§ AIM
Read the lines that follow and tally those with the word "Medical"; give the number and nothing else.

═══ RECORDS ═══

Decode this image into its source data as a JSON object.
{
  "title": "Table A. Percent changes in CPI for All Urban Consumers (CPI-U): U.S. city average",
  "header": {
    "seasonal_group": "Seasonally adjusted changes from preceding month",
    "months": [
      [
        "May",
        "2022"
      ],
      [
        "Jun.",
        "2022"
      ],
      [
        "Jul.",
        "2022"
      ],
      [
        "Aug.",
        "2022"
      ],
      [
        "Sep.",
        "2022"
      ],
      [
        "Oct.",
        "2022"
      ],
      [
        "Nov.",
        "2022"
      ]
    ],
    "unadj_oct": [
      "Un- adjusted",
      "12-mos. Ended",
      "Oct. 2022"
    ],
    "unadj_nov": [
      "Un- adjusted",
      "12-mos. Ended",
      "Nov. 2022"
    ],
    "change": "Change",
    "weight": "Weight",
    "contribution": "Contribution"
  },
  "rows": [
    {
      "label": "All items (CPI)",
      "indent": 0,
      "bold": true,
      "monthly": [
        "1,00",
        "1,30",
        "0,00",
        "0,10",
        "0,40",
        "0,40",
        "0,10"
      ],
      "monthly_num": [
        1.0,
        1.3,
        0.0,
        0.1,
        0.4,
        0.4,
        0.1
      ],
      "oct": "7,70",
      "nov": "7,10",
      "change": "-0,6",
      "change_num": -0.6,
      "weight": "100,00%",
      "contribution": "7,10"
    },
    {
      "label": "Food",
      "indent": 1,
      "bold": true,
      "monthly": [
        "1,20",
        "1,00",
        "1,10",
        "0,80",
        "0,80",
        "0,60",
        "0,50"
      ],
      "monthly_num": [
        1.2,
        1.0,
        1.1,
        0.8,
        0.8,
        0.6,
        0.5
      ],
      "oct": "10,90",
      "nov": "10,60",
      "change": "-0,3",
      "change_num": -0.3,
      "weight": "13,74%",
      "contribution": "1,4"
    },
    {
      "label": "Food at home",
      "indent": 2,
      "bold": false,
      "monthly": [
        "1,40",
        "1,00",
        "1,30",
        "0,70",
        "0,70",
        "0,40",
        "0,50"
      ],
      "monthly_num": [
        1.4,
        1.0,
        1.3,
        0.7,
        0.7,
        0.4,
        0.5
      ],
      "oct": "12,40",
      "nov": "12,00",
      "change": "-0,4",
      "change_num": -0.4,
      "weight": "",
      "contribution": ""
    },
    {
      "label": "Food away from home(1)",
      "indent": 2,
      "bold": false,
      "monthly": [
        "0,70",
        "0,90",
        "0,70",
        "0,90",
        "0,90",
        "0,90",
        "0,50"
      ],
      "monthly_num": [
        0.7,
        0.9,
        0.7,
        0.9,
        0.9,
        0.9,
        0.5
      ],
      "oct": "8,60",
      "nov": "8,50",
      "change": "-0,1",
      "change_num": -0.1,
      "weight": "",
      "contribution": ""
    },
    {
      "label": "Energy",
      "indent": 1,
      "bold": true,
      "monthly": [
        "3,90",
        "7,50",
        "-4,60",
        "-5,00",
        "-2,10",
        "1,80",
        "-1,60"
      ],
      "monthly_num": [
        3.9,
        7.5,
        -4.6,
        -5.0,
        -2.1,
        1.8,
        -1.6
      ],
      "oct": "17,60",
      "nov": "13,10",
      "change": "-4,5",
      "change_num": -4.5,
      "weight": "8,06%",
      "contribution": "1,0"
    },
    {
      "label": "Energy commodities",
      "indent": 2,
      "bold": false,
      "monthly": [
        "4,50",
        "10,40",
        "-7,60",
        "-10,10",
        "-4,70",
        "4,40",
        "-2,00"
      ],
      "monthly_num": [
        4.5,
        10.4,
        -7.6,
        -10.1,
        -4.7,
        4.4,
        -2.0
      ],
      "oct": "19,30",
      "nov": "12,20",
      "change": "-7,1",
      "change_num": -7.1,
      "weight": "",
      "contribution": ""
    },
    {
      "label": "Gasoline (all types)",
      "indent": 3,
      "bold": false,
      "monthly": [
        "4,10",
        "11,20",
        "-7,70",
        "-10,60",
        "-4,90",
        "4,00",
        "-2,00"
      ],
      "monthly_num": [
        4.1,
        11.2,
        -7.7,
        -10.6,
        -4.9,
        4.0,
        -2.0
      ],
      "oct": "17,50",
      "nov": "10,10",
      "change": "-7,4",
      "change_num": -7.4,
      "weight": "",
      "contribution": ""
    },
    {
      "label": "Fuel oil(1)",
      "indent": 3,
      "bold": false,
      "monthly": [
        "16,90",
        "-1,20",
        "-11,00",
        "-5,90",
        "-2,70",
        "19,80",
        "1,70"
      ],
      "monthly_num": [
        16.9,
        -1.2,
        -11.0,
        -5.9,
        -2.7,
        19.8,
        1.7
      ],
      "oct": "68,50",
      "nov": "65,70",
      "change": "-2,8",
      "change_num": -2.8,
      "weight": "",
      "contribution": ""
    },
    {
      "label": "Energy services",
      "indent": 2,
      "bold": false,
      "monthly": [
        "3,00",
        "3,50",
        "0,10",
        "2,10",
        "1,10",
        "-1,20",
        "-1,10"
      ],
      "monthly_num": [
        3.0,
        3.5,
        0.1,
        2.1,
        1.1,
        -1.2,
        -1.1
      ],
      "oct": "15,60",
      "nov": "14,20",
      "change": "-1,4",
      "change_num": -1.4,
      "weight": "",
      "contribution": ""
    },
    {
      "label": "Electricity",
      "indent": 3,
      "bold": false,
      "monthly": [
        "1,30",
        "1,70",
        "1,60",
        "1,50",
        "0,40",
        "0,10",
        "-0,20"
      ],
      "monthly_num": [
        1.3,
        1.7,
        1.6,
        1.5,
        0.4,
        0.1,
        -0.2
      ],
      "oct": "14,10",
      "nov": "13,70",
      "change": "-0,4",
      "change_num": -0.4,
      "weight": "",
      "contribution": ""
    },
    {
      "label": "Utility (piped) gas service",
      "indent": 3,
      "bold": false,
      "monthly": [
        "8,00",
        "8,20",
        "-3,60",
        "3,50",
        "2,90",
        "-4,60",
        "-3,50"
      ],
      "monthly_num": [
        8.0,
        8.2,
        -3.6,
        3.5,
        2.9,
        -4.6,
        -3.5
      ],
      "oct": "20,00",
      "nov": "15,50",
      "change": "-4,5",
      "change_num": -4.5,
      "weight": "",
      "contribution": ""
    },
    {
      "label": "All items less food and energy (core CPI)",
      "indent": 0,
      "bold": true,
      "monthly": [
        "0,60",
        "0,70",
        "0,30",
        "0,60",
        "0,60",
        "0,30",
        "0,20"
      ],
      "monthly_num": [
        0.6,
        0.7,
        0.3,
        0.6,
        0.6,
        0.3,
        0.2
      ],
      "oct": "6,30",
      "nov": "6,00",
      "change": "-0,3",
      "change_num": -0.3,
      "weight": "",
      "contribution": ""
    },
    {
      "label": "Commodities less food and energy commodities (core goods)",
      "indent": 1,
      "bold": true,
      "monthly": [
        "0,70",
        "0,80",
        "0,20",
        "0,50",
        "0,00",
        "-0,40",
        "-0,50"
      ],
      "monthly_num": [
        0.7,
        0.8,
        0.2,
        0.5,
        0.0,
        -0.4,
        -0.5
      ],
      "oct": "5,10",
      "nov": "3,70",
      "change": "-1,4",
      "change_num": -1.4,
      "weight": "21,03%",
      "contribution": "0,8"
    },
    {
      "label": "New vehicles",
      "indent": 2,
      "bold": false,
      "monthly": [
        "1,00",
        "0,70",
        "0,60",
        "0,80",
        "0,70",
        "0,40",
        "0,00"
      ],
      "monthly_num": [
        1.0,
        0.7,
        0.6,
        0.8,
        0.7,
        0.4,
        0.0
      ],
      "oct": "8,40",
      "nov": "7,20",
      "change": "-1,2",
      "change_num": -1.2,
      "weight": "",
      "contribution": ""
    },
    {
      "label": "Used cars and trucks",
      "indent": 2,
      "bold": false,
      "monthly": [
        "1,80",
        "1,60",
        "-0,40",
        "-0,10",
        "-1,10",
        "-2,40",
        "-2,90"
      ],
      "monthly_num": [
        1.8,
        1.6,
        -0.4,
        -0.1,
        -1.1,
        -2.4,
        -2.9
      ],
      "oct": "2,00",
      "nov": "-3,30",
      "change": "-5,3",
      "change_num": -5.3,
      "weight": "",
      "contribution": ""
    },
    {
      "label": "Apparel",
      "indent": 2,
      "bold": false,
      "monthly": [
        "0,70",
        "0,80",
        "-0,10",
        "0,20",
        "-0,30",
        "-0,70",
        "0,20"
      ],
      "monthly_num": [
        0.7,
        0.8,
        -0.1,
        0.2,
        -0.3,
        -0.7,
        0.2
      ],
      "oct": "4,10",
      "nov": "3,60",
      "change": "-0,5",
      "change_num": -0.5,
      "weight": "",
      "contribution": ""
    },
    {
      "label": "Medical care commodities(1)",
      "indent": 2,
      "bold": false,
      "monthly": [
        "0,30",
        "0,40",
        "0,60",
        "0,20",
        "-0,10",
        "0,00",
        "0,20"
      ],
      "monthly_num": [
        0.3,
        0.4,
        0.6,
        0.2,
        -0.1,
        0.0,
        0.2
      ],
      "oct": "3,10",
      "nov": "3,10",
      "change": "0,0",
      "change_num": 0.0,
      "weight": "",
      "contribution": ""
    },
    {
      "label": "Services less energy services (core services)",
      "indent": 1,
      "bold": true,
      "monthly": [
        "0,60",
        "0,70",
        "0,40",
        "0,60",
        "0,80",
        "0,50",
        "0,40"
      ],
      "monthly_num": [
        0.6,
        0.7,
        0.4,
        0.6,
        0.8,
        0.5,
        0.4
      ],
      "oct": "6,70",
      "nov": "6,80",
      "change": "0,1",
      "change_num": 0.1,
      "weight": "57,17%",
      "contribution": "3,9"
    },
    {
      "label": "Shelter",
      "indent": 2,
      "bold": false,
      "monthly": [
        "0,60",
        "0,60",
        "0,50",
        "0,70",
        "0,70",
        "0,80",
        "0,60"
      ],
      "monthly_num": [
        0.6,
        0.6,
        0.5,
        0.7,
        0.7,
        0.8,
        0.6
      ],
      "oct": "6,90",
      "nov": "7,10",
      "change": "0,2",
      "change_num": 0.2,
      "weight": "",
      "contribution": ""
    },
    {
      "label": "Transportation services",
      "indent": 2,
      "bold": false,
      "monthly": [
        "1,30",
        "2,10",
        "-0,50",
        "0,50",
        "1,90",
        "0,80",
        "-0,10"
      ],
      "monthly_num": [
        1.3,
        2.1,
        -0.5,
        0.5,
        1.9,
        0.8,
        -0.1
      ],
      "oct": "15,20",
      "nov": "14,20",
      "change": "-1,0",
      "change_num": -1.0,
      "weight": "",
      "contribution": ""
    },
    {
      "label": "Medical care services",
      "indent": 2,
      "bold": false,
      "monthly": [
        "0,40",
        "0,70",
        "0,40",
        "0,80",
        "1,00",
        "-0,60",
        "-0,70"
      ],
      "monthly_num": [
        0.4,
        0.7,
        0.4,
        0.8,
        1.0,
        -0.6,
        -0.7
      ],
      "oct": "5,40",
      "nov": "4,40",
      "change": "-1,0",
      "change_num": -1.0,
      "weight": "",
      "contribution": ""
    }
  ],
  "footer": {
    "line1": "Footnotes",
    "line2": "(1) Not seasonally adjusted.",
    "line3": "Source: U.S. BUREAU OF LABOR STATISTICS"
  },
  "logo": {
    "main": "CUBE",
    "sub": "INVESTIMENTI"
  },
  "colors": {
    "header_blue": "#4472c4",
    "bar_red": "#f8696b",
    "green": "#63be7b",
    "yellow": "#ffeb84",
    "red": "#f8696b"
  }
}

═══

§ EXERCISE SOLUTION
2